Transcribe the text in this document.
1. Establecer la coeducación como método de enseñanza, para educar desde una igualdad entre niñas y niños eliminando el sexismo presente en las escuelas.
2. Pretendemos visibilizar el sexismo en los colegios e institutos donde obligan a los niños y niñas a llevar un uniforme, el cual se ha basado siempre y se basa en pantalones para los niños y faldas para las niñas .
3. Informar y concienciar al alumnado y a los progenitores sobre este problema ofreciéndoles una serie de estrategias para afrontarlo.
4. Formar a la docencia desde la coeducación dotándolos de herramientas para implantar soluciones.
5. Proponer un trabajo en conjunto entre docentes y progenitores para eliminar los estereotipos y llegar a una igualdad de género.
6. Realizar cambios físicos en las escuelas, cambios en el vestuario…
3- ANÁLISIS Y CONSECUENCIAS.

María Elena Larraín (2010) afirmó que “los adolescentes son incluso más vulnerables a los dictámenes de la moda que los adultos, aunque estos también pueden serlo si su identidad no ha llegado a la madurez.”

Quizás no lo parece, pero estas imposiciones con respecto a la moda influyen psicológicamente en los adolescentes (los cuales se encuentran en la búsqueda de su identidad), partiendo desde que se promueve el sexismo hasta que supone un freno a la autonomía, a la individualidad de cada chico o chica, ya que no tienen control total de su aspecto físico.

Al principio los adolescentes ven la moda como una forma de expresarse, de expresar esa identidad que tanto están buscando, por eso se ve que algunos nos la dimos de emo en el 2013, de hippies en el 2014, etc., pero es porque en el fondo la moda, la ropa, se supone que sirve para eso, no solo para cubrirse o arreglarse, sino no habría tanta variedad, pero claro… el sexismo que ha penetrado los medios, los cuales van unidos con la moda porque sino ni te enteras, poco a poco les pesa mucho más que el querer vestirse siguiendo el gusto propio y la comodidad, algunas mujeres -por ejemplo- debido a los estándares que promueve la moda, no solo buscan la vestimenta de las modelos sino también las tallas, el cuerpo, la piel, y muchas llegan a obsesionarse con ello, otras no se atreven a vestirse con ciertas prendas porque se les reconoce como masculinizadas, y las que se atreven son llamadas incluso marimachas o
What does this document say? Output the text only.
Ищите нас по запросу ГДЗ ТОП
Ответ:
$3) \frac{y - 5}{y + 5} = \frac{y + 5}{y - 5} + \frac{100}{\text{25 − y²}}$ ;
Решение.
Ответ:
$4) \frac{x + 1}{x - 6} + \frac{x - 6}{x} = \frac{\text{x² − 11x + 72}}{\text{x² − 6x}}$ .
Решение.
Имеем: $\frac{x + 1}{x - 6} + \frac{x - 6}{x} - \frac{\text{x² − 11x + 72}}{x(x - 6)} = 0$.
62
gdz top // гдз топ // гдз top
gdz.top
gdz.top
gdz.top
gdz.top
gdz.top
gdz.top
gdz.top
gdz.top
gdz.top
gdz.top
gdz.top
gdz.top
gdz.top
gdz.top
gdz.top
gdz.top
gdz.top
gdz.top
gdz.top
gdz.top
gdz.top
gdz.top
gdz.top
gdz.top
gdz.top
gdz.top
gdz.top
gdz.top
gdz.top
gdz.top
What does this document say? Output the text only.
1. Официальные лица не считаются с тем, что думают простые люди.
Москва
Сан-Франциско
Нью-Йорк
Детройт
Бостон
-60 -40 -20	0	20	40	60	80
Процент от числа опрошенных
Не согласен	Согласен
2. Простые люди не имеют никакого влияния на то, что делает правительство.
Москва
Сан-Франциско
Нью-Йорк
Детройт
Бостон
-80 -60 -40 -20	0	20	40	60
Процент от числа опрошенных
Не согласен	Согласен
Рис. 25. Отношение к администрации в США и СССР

- _PROMPT_
Emit the records above again, exactly, with no line skipped.

- _ANSWER TO THE EXERCISE_
Transcribe the text in this document.
1. Establecer la coeducación como método de enseñanza, para educar desde una igualdad entre niñas y niños eliminando el sexismo presente en las escuelas.
2. Pretendemos visibilizar el sexismo en los colegios e institutos donde obligan a los niños y niñas a llevar un uniforme, el cual se ha basado siempre y se basa en pantalones para los niños y faldas para las niñas .
3. Informar y concienciar al alumnado y a los progenitores sobre este problema ofreciéndoles una serie de estrategias para afrontarlo.
4. Formar a la docencia desde la coeducación dotándolos de herramientas para implantar soluciones.
5. Proponer un trabajo en conjunto entre docentes y progenitores para eliminar los estereotipos y llegar a una igualdad de género.
6. Realizar cambios físicos en las escuelas, cambios en el vestuario…
3- ANÁLISIS Y CONSECUENCIAS.

María Elena Larraín (2010) afirmó que “los adolescentes son incluso más vulnerables a los dictámenes de la moda que los adultos, aunque estos también pueden serlo si su identidad no ha llegado a la madurez.”

Quizás no lo parece, pero estas imposiciones con respecto a la moda influyen psicológicamente en los adolescentes (los cuales se encuentran en la búsqueda de su identidad), partiendo desde que se promueve el sexismo hasta que supone un freno a la autonomía, a la individualidad de cada chico o chica, ya que no tienen control total de su aspecto físico.

Al principio los adolescentes ven la moda como una forma de expresarse, de expresar esa identidad que tanto están buscando, por eso se ve que algunos nos la dimos de emo en el 2013, de hippies en el 2014, etc., pero es porque en el fondo la moda, la ropa, se supone que sirve para eso, no solo para cubrirse o arreglarse, sino no habría tanta variedad, pero claro… el sexismo que ha penetrado los medios, los cuales van unidos con la moda porque sino ni te enteras, poco a poco les pesa mucho más que el querer vestirse siguiendo el gusto propio y la comodidad, algunas mujeres -por ejemplo- debido a los estándares que promueve la moda, no solo buscan la vestimenta de las modelos sino también las tallas, el cuerpo, la piel, y muchas llegan a obsesionarse con ello, otras no se atreven a vestirse con ciertas prendas porque se les reconoce como masculinizadas, y las que se atreven son llamadas incluso marimachas o
What does this document say? Output the text only.
Ищите нас по запросу ГДЗ ТОП
Ответ:
$3) \frac{y - 5}{y + 5} = \frac{y + 5}{y - 5} + \frac{100}{\text{25 − y²}}$ ;
Решение.
Ответ:
$4) \frac{x + 1}{x - 6} + \frac{x - 6}{x} = \frac{\text{x² − 11x + 72}}{\text{x² − 6x}}$ .
Решение.
Имеем: $\frac{x + 1}{x - 6} + \frac{x - 6}{x} - \frac{\text{x² − 11x + 72}}{x(x - 6)} = 0$.
62
gdz top // гдз топ // гдз top
gdz.top
gdz.top
gdz.top
gdz.top
gdz.top
gdz.top
gdz.top
gdz.top
gdz.top
gdz.top
gdz.top
gdz.top
gdz.top
gdz.top
gdz.top
gdz.top
gdz.top
gdz.top
gdz.top
gdz.top
gdz.top
gdz.top
gdz.top
gdz.top
gdz.top
gdz.top
gdz.top
gdz.top
gdz.top
gdz.top
What does this document say? Output the text only.
1. Официальные лица не считаются с тем, что думают простые люди.
Москва
Сан-Франциско
Нью-Йорк
Детройт
Бостон
-60 -40 -20	0	20	40	60	80
Процент от числа опрошенных
Не согласен	Согласен
2. Простые люди не имеют никакого влияния на то, что делает правительство.
Москва
Сан-Франциско
Нью-Йорк
Детройт
Бостон
-80 -60 -40 -20	0	20	40	60
Процент от числа опрошенных
Не согласен	Согласен
Рис. 25. Отношение к администрации в США и СССР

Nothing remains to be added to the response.